--- Instruction ---
Locate the word "Настройки" in the entries below, then gather every line that holds it.

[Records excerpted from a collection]
^^^^^^^^^^^^^^^^

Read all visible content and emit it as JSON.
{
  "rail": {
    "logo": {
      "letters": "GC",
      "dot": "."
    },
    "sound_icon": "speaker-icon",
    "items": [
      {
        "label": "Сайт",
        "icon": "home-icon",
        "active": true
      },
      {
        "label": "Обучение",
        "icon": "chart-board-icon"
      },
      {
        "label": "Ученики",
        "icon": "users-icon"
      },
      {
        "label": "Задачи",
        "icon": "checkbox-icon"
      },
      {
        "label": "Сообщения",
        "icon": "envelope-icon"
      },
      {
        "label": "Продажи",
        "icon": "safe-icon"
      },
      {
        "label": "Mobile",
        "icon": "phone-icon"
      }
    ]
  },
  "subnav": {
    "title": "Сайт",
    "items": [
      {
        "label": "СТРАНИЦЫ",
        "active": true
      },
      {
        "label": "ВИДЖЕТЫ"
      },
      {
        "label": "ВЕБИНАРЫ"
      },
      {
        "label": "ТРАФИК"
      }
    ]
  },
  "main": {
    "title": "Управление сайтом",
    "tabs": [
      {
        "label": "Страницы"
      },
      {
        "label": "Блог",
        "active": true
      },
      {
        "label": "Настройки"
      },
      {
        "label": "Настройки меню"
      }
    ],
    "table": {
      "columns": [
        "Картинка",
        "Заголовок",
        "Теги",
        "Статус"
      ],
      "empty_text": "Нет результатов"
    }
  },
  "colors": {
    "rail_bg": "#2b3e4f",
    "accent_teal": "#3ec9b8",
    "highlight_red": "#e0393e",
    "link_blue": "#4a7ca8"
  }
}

^^^^^^^^^^^^^^^^

--- Result of this exercise ---
        "label": "Настройки"
        "label": "Настройки меню"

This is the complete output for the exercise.